== Supplied entries

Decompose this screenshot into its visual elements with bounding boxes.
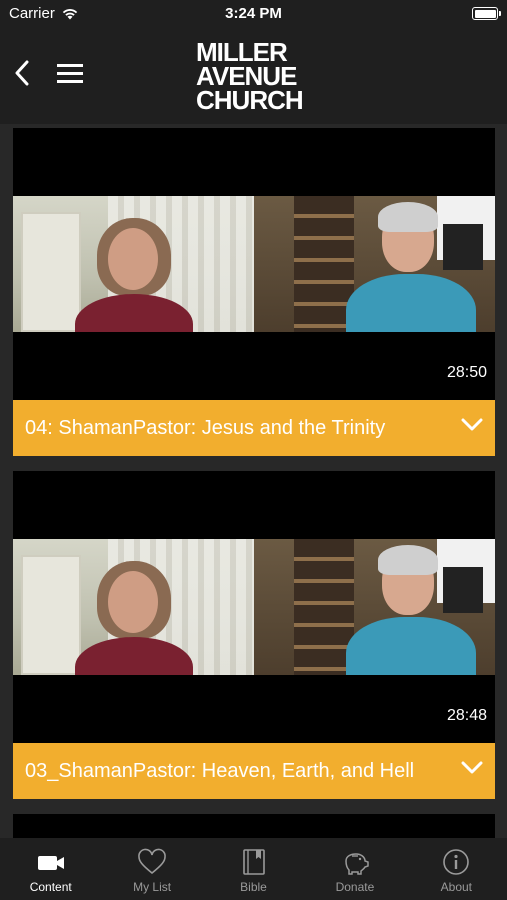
info-icon bbox=[443, 849, 470, 875]
tab-about[interactable]: About bbox=[406, 838, 507, 900]
clock: 3:24 PM bbox=[225, 5, 282, 22]
video-title-bar[interactable]: 03_ShamanPastor: Heaven, Earth, and Hell bbox=[13, 743, 495, 799]
video-card[interactable]: 28:50 04: ShamanPastor: Jesus and the Tr… bbox=[13, 128, 495, 456]
hamburger-icon bbox=[57, 64, 83, 67]
tab-label: My List bbox=[133, 880, 172, 894]
battery-icon bbox=[472, 7, 501, 20]
piggy-bank-icon bbox=[345, 853, 369, 875]
back-button[interactable] bbox=[8, 56, 36, 90]
video-title: 03_ShamanPastor: Heaven, Earth, and Hell bbox=[25, 759, 415, 782]
video-thumbnail[interactable]: 28:48 bbox=[13, 471, 495, 743]
tab-donate[interactable]: Donate bbox=[304, 838, 405, 900]
menu-button[interactable] bbox=[54, 58, 86, 88]
tab-label: Bible bbox=[240, 880, 267, 894]
video-card[interactable]: 28:48 03_ShamanPastor: Heaven, Earth, an… bbox=[13, 471, 495, 799]
tab-label: About bbox=[440, 880, 472, 894]
chevron-down-icon[interactable] bbox=[461, 418, 483, 432]
tab-my-list[interactable]: My List bbox=[101, 838, 202, 900]
tab-content[interactable]: Content bbox=[0, 838, 101, 900]
video-title: 04: ShamanPastor: Jesus and the Trinity bbox=[25, 416, 386, 439]
video-thumbnail[interactable]: 28:50 bbox=[13, 128, 495, 400]
church-logo: MILLER AVENUE CHURCH bbox=[196, 37, 304, 115]
heart-icon bbox=[138, 848, 166, 875]
tab-bible[interactable]: Bible bbox=[203, 838, 304, 900]
video-thumbnail[interactable] bbox=[13, 814, 495, 838]
nav-bar: MILLER AVENUE CHURCH bbox=[0, 28, 507, 124]
video-frame bbox=[13, 539, 495, 675]
chevron-left-icon bbox=[15, 60, 29, 86]
tab-label: Donate bbox=[335, 880, 375, 894]
video-duration: 28:50 bbox=[446, 364, 487, 381]
tab-label: Content bbox=[29, 880, 72, 894]
video-camera-icon bbox=[37, 856, 64, 870]
video-card[interactable] bbox=[13, 814, 495, 838]
video-frame bbox=[13, 196, 495, 332]
chevron-down-icon[interactable] bbox=[461, 761, 483, 775]
video-list[interactable]: 28:50 04: ShamanPastor: Jesus and the Tr… bbox=[0, 124, 507, 838]
status-bar: Carrier 3:24 PM bbox=[0, 0, 507, 28]
video-title-bar[interactable]: 04: ShamanPastor: Jesus and the Trinity bbox=[13, 400, 495, 456]
tab-bar: Content My List Bible Donate About bbox=[0, 838, 507, 900]
book-icon bbox=[242, 849, 265, 875]
video-duration: 28:48 bbox=[446, 707, 487, 724]
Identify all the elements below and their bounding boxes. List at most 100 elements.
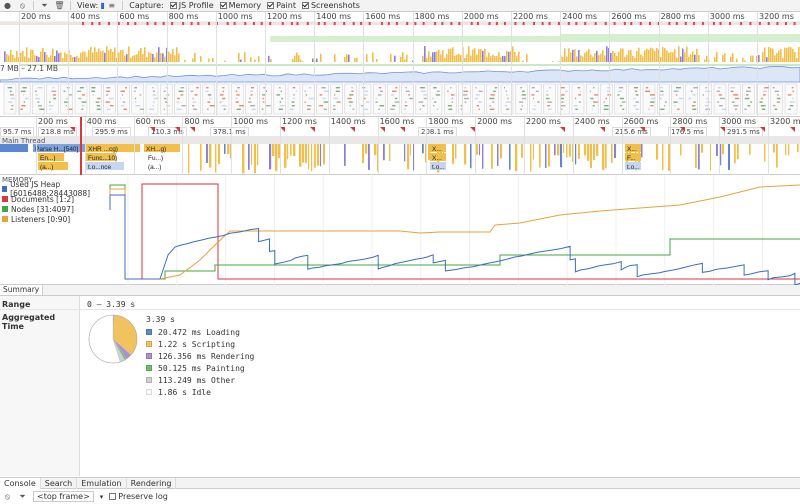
- thumbnail-detail: [333, 97, 339, 100]
- call-stripe: [200, 144, 202, 171]
- aggregated-time-label: Aggregated Time: [2, 313, 56, 331]
- js-profile-checkbox[interactable]: JS Profile: [169, 1, 214, 10]
- thumbnail-detail: [436, 108, 439, 110]
- cpu-bar: [640, 54, 642, 62]
- thumbnail-detail: [106, 90, 110, 92]
- overview-tick-label: 400 ms: [70, 12, 100, 21]
- thumbnail-detail: [135, 105, 141, 107]
- trash-icon[interactable]: 🗑: [54, 1, 64, 10]
- long-frame-marker: [333, 22, 336, 25]
- thumbnail-detail: [746, 94, 749, 96]
- timeline-overview[interactable]: 200 ms 400 ms 600 ms 800 ms 1000 ms 1200 ms 14…: [0, 12, 800, 117]
- long-frame-marker: [360, 22, 363, 25]
- warning-triangle-icon: [150, 127, 155, 132]
- call-stripe: [734, 144, 736, 164]
- cpu-bar: [456, 54, 458, 62]
- clear-icon[interactable]: ⦸: [18, 1, 27, 10]
- thumbnail-detail: [423, 97, 427, 100]
- long-frame-marker: [668, 22, 671, 25]
- warning-triangle-icon: [175, 127, 180, 132]
- long-frame-marker: [623, 22, 626, 25]
- summary-tab[interactable]: Summary: [0, 285, 44, 295]
- thumbnail-detail: [759, 101, 763, 103]
- overview-tick-label: 3000 ms: [709, 12, 745, 21]
- thumbnail-detail: [110, 105, 114, 107]
- cpu-bar: [436, 51, 438, 62]
- drawer-tab-emulation[interactable]: Emulation: [77, 477, 127, 489]
- playhead-marker[interactable]: [80, 117, 82, 175]
- thumbnail-detail: [603, 108, 609, 110]
- cpu-bar: [620, 48, 622, 62]
- cpu-bar: [684, 52, 686, 62]
- flame-view-icon[interactable]: ≡: [107, 1, 116, 10]
- long-frame-marker: [146, 22, 149, 25]
- thumbnail-detail: [603, 101, 605, 103]
- long-frame-marker: [380, 22, 383, 25]
- thumbnail-detail: [633, 87, 639, 89]
- thumbnail-detail: [776, 101, 780, 103]
- overview-gridline: [511, 12, 512, 117]
- filter-icon[interactable]: ⏷: [18, 492, 27, 501]
- thumbnail-detail: [237, 87, 240, 89]
- bars-view-icon[interactable]: ▮: [98, 1, 107, 10]
- cpu-bar: [714, 57, 716, 62]
- long-frame-marker: [476, 22, 479, 25]
- thumbnail-detail: [447, 90, 449, 92]
- drawer-tab-rendering[interactable]: Rendering: [127, 477, 177, 489]
- cpu-bar: [638, 47, 640, 62]
- thumbnail-detail: [324, 90, 329, 92]
- thumbnail-detail: [35, 94, 38, 96]
- thumbnail-detail: [747, 87, 751, 89]
- clear-console-icon[interactable]: ⦸: [3, 492, 12, 501]
- screenshots-label: Screenshots: [310, 1, 360, 10]
- cpu-bar: [586, 51, 588, 62]
- frame-select[interactable]: <top frame>: [33, 491, 94, 502]
- thumbnail-detail: [97, 97, 101, 100]
- memory-checkbox[interactable]: Memory: [219, 1, 261, 10]
- thumbnail-detail: [261, 108, 264, 110]
- warning-triangle-icon: [790, 127, 795, 132]
- preserve-log-checkbox[interactable]: Preserve log: [109, 492, 168, 501]
- drawer-tab-search[interactable]: Search: [41, 477, 78, 489]
- record-icon[interactable]: ●: [3, 1, 12, 10]
- cpu-bar: [594, 53, 596, 62]
- cpu-bar: [442, 50, 444, 62]
- filter-icon[interactable]: ⏷: [40, 1, 49, 10]
- thumbnail-detail: [123, 108, 127, 110]
- cpu-bar: [74, 57, 76, 62]
- screenshots-checkbox[interactable]: Screenshots: [301, 1, 360, 10]
- overview-tick-label: 2800 ms: [660, 12, 696, 21]
- thumbnail-detail: [39, 108, 45, 110]
- cpu-bar: [94, 47, 96, 62]
- thumbnail-detail: [434, 101, 437, 103]
- thumbnail-detail: [395, 97, 398, 100]
- cpu-bar: [138, 50, 140, 62]
- thumbnail-detail: [153, 101, 155, 103]
- cpu-bar: [174, 55, 176, 62]
- thumbnail-detail: [23, 94, 25, 96]
- thumbnail-detail: [432, 105, 435, 107]
- frame-warning-markers: [70, 127, 795, 132]
- flame-chart[interactable]: 200 ms 400 ms 600 ms 800 ms 1000 ms 1200 ms 14…: [0, 117, 800, 175]
- cpu-bar: [88, 50, 90, 62]
- flame-gridline: [84, 117, 86, 175]
- cpu-bar: [582, 56, 584, 62]
- cpu-bar: [454, 55, 456, 62]
- chevron-down-icon[interactable]: ▾: [100, 493, 104, 501]
- call-stripe: [302, 144, 305, 163]
- long-frame-marker: [548, 22, 551, 25]
- thumbnail-detail: [52, 87, 55, 89]
- call-stripe: [290, 144, 292, 156]
- thumbnail-detail: [307, 108, 311, 110]
- network-band: [270, 34, 800, 42]
- cpu-bar: [448, 48, 450, 62]
- long-frame-marker: [514, 22, 517, 25]
- drawer-tab-console[interactable]: Console: [0, 477, 41, 489]
- paint-checkbox[interactable]: Paint: [267, 1, 296, 10]
- task-block[interactable]: [0, 144, 28, 152]
- cpu-bar: [44, 52, 46, 62]
- main-thread-header[interactable]: Main Thread: [0, 136, 800, 145]
- thumbnail-detail: [95, 101, 100, 103]
- category-swatch: [146, 377, 152, 383]
- cpu-bar: [646, 48, 648, 62]
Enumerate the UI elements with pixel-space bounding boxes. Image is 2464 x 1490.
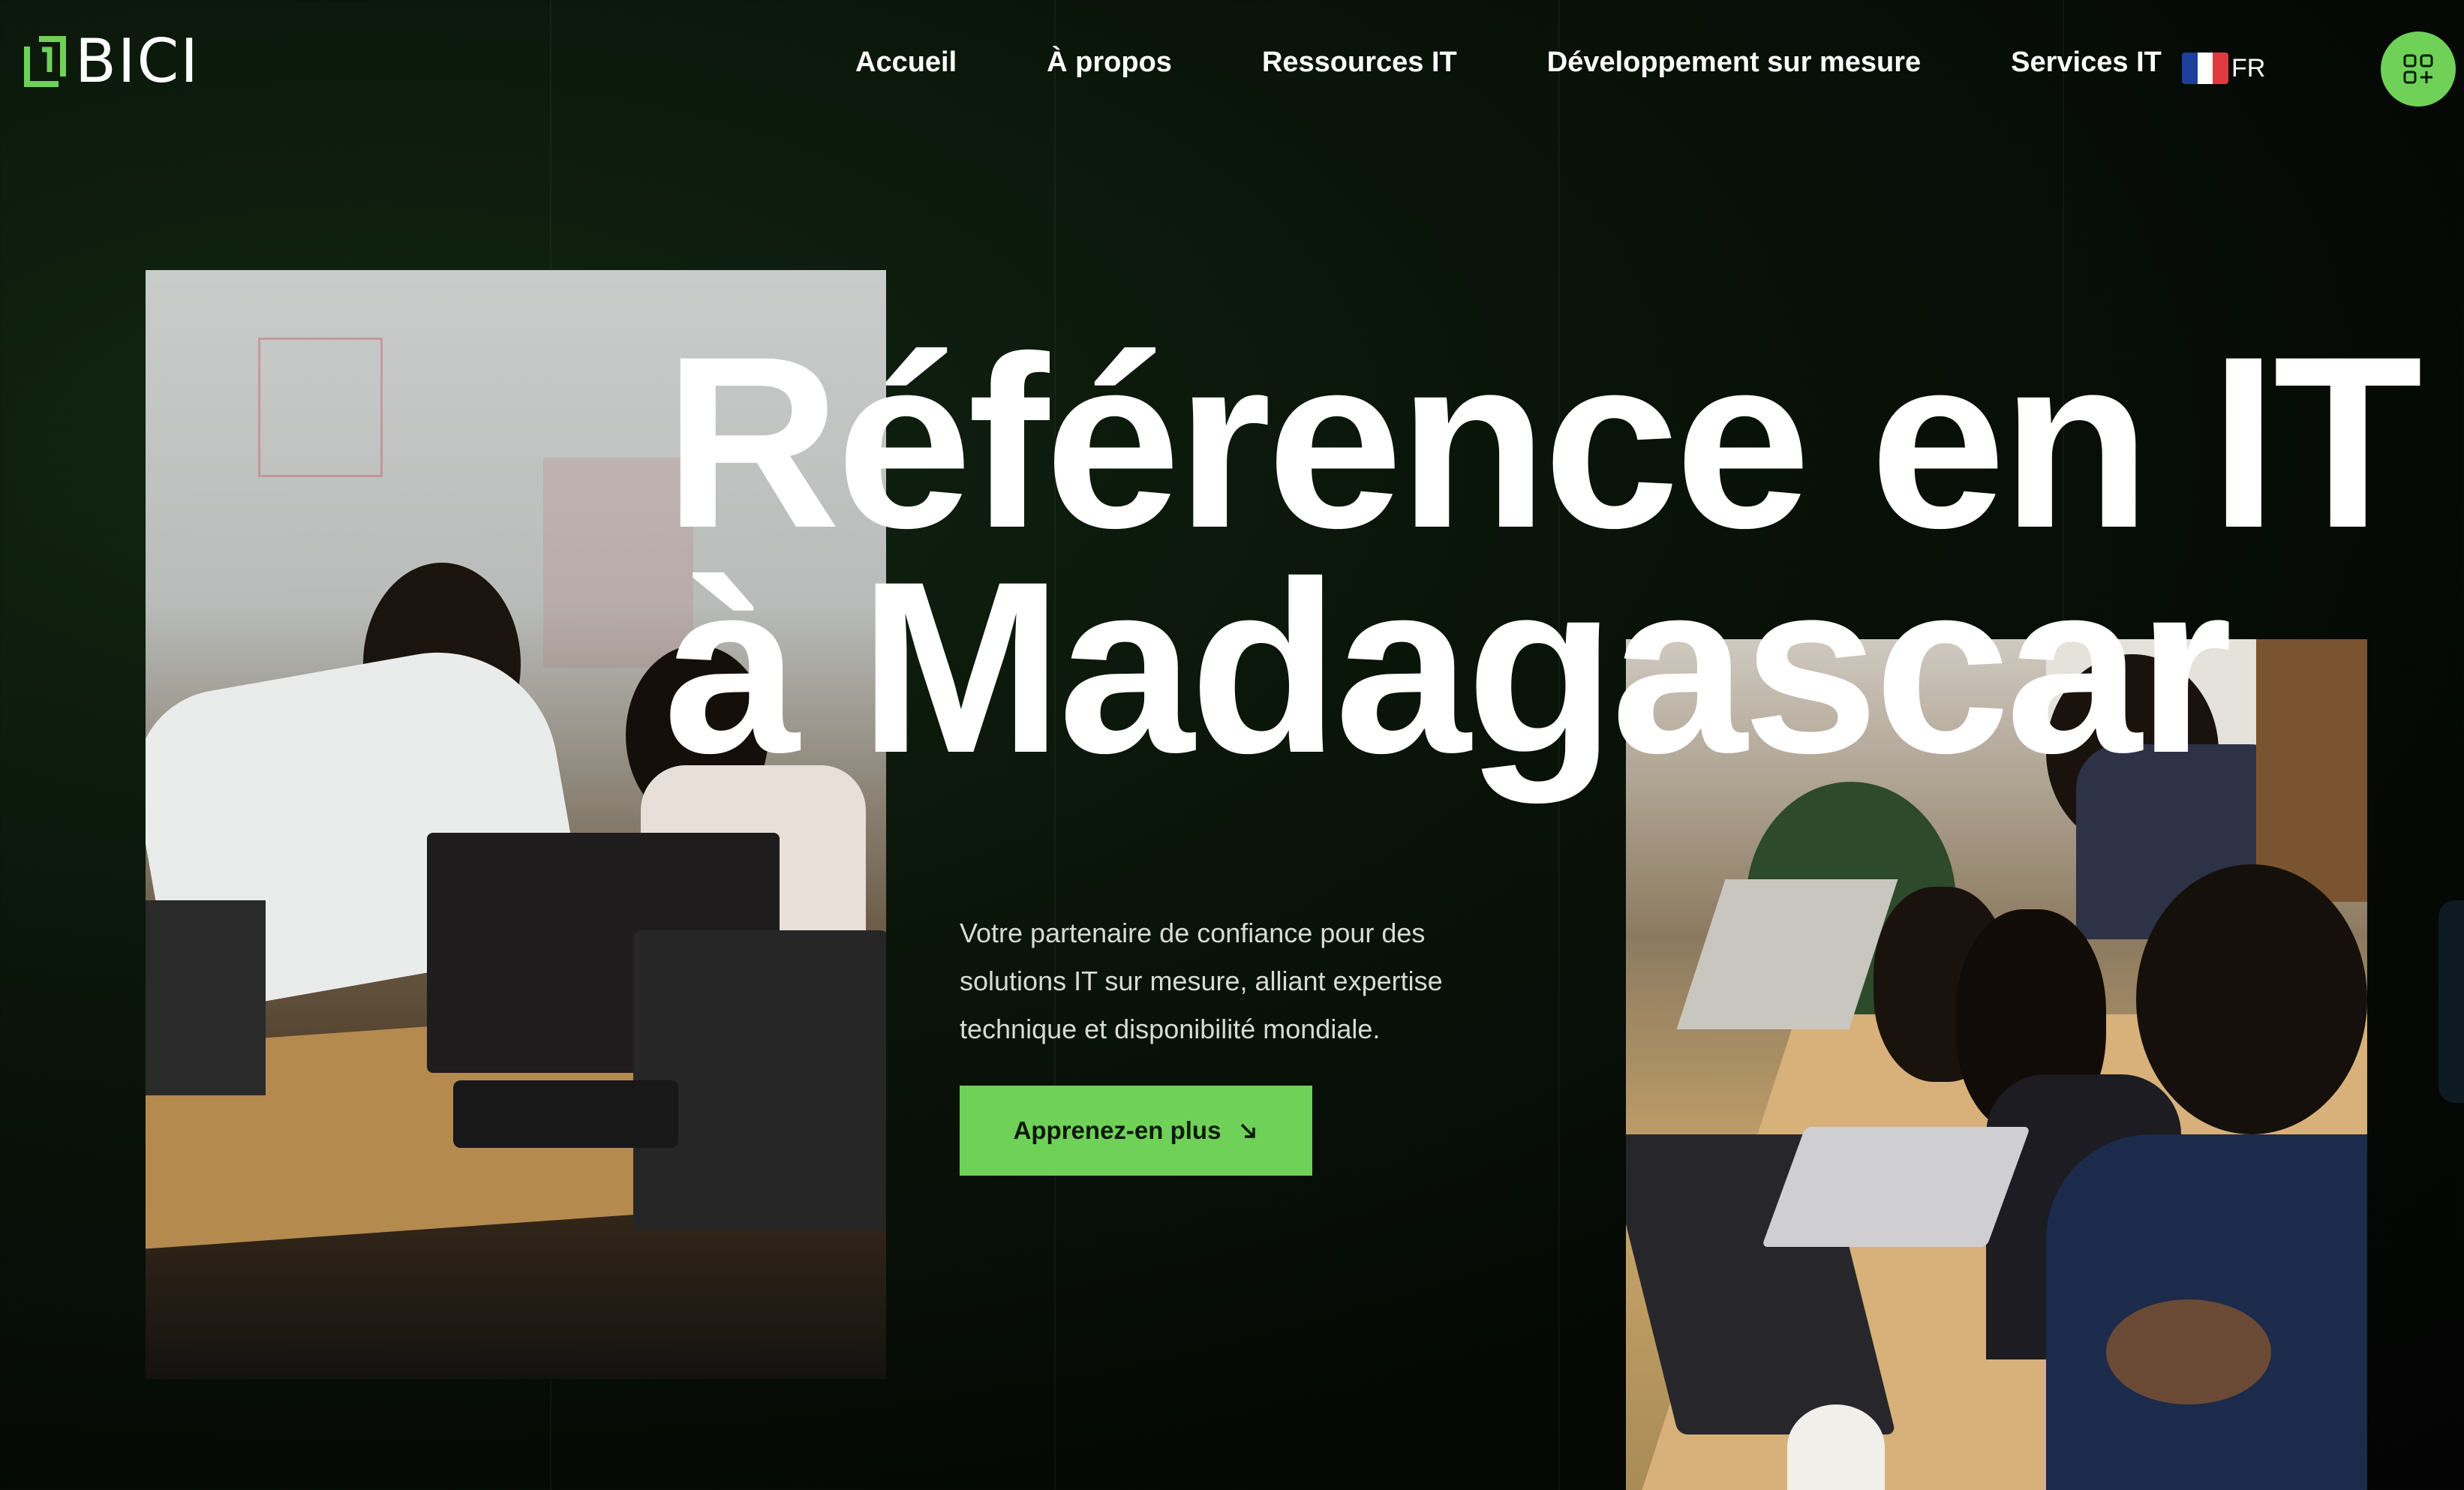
nav-item-accueil[interactable]: Accueil xyxy=(855,47,957,79)
nav-item-developpement[interactable]: Développement sur mesure xyxy=(1547,47,1921,79)
hero-subtitle: Votre partenaire de confiance pour des s… xyxy=(960,918,1443,1044)
brand-name: BICI xyxy=(75,26,200,96)
main-nav: Accueil À propos Ressources IT Développe… xyxy=(855,47,2252,79)
nav-item-a-propos[interactable]: À propos xyxy=(1047,47,1172,79)
nav-item-services-it[interactable]: Services IT xyxy=(2011,47,2162,79)
logo-mark-icon xyxy=(24,36,66,87)
hero-headline-line-2: à Madagascar xyxy=(664,531,2232,804)
menu-button[interactable] xyxy=(2381,32,2456,107)
france-flag-icon xyxy=(2182,53,2228,84)
language-code: FR xyxy=(2231,53,2266,83)
hero-headline: Référence en IT à Madagascar xyxy=(664,320,2423,790)
brand-logo[interactable]: BICI xyxy=(23,32,200,92)
learn-more-label: Apprenez-en plus xyxy=(1013,1116,1221,1144)
grid-plus-icon xyxy=(2403,54,2433,84)
side-feedback-tab[interactable] xyxy=(2438,900,2464,1103)
nav-item-ressources-it[interactable]: Ressources IT xyxy=(1262,47,1457,79)
language-selector[interactable]: FR xyxy=(2182,53,2265,84)
arrow-down-right-icon xyxy=(1241,1123,1256,1138)
learn-more-button[interactable]: Apprenez-en plus xyxy=(960,1086,1312,1176)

====

### [Problem details]
Can you copy the lines from the one containing "nav-item-accueil[interactable]: Accueil xyxy=(855,47,957,79)" through the one containing "learn-more-label: Apprenez-en plus", reproducing each line unchanged?

### [Output for this task]
nav-item-accueil[interactable]: Accueil xyxy=(855,47,957,79)
nav-item-developpement[interactable]: Développement sur mesure xyxy=(1547,47,1921,79)
hero-subtitle: Votre partenaire de confiance pour des s… xyxy=(960,918,1443,1044)
brand-name: BICI xyxy=(75,26,200,96)
main-nav: Accueil À propos Ressources IT Développe… xyxy=(855,47,2252,79)
nav-item-a-propos[interactable]: À propos xyxy=(1047,47,1172,79)
nav-item-services-it[interactable]: Services IT xyxy=(2011,47,2162,79)
logo-mark-icon xyxy=(24,36,66,87)
hero-headline-line-2: à Madagascar xyxy=(664,531,2232,804)
menu-button[interactable] xyxy=(2381,32,2456,107)
france-flag-icon xyxy=(2182,53,2228,84)
language-code: FR xyxy=(2231,53,2266,83)
hero-headline: Référence en IT à Madagascar xyxy=(664,320,2423,790)
brand-logo[interactable]: BICI xyxy=(23,32,200,92)
learn-more-label: Apprenez-en plus xyxy=(1013,1116,1221,1144)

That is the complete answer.